### Material for this task

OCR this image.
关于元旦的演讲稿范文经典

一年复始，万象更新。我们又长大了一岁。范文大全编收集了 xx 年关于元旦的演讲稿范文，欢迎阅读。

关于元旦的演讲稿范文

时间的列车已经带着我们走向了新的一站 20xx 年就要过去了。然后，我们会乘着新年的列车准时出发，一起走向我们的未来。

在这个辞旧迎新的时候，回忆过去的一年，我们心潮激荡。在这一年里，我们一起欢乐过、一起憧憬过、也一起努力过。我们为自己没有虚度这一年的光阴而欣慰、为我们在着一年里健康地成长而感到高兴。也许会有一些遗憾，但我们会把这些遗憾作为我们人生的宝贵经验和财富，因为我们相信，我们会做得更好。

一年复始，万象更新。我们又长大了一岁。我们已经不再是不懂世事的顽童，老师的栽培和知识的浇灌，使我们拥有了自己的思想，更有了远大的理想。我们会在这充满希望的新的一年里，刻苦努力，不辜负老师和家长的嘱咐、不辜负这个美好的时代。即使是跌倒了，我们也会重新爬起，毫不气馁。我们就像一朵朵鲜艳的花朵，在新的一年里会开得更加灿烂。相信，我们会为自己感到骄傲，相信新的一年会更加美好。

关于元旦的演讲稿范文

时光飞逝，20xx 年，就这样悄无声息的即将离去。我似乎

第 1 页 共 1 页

### Task to carry out
Among the lines of the listing, how many hold the string "万象更新"? Respond with only the number.

### Solution for this exercise
2